Pick out each line containing the string "povertà" and copy it.

** START **

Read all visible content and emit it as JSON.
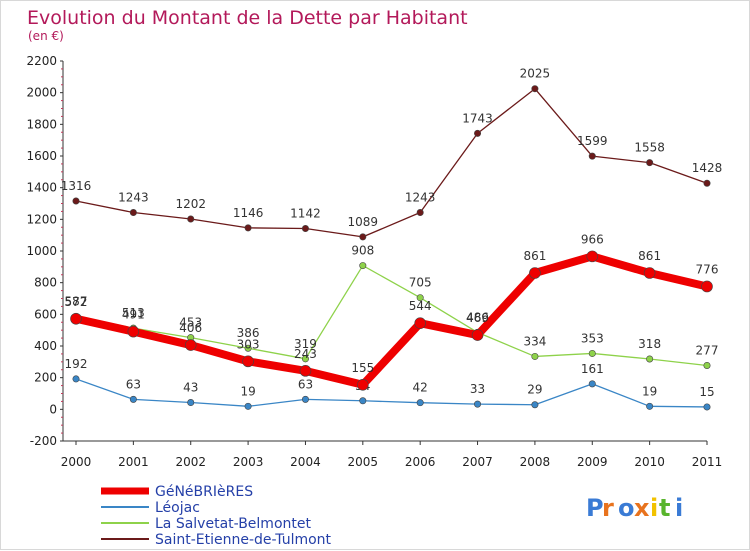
{
  "chart_data": {
    "type": "line",
    "title": "Evolution du Montant de la Dette par Habitant",
    "subtitle": "(en €)",
    "x": [
      "2000",
      "2001",
      "2002",
      "2003",
      "2004",
      "2005",
      "2006",
      "2007",
      "2008",
      "2009",
      "2010",
      "2011"
    ],
    "ylim": [
      -200,
      2200
    ],
    "yticks": [
      -200,
      0,
      200,
      400,
      600,
      800,
      1000,
      1200,
      1400,
      1600,
      1800,
      2000,
      2200
    ],
    "grid": false,
    "legend_position": "bottom-left",
    "series": [
      {
        "name": "Saint-Etienne-de-Tulmont",
        "color": "#6b1a1a",
        "values": [
          1316,
          1243,
          1202,
          1146,
          1142,
          1089,
          1243,
          1743,
          2025,
          1599,
          1558,
          1428
        ]
      },
      {
        "name": "La Salvetat-Belmontet",
        "color": "#8ed24a",
        "values": [
          587,
          513,
          453,
          386,
          319,
          908,
          705,
          486,
          334,
          353,
          318,
          277
        ]
      },
      {
        "name": "Léojac",
        "color": "#3a86c6",
        "values": [
          192,
          63,
          43,
          19,
          63,
          54,
          42,
          33,
          29,
          161,
          19,
          15
        ]
      },
      {
        "name": "GéNéBRIèRES",
        "color": "#ee0000",
        "values": [
          572,
          491,
          406,
          303,
          243,
          155,
          544,
          469,
          861,
          966,
          861,
          776
        ]
      }
    ]
  },
  "logo": {
    "text": "Proxiti"
  }
}
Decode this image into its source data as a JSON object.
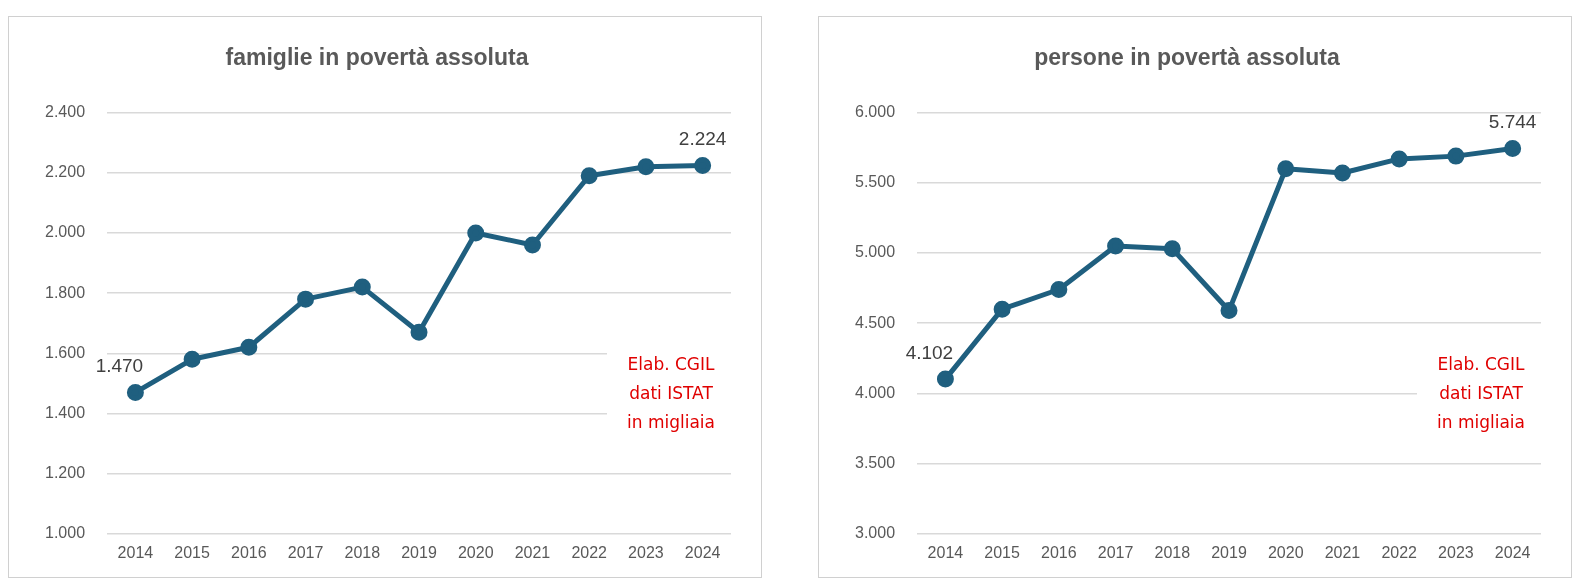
{
  "chart_data": [
    {
      "type": "line",
      "title": "famiglie in povertà assoluta",
      "categories": [
        "2014",
        "2015",
        "2016",
        "2017",
        "2018",
        "2019",
        "2020",
        "2021",
        "2022",
        "2023",
        "2024"
      ],
      "series": [
        {
          "color": "#1f5f7f",
          "values": [
            1470,
            1580,
            1620,
            1780,
            1820,
            1670,
            2000,
            1960,
            2190,
            2220,
            2224
          ],
          "value_labels": [
            "1.470",
            null,
            null,
            null,
            null,
            null,
            null,
            null,
            null,
            null,
            "2.224"
          ]
        }
      ],
      "ylim": [
        1000,
        2400
      ],
      "yticks": [
        {
          "value": 1000,
          "label": "1.000"
        },
        {
          "value": 1200,
          "label": "1.200"
        },
        {
          "value": 1400,
          "label": "1.400"
        },
        {
          "value": 1600,
          "label": "1.600"
        },
        {
          "value": 1800,
          "label": "1.800"
        },
        {
          "value": 2000,
          "label": "2.000"
        },
        {
          "value": 2200,
          "label": "2.200"
        },
        {
          "value": 2400,
          "label": "2.400"
        }
      ],
      "grid": "y",
      "legend": false,
      "marker": "circle",
      "line_style": "solid",
      "annotations": [
        "Elab. CGIL\ndati ISTAT\nin migliaia"
      ]
    },
    {
      "type": "line",
      "title": "persone in povertà assoluta",
      "categories": [
        "2014",
        "2015",
        "2016",
        "2017",
        "2018",
        "2019",
        "2020",
        "2021",
        "2022",
        "2023",
        "2024"
      ],
      "series": [
        {
          "color": "#1f5f7f",
          "values": [
            4102,
            4600,
            4740,
            5050,
            5030,
            4590,
            5600,
            5570,
            5670,
            5690,
            5744
          ],
          "value_labels": [
            "4.102",
            null,
            null,
            null,
            null,
            null,
            null,
            null,
            null,
            null,
            "5.744"
          ]
        }
      ],
      "ylim": [
        3000,
        6000
      ],
      "yticks": [
        {
          "value": 3000,
          "label": "3.000"
        },
        {
          "value": 3500,
          "label": "3.500"
        },
        {
          "value": 4000,
          "label": "4.000"
        },
        {
          "value": 4500,
          "label": "4.500"
        },
        {
          "value": 5000,
          "label": "5.000"
        },
        {
          "value": 5500,
          "label": "5.500"
        },
        {
          "value": 6000,
          "label": "6.000"
        }
      ],
      "grid": "y",
      "legend": false,
      "marker": "circle",
      "line_style": "solid",
      "annotations": [
        "Elab. CGIL\ndati ISTAT\nin migliaia"
      ]
    }
  ]
}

** END **

◆ **Task answer**:
      "title": "famiglie in povertà assoluta",
      "title": "persone in povertà assoluta",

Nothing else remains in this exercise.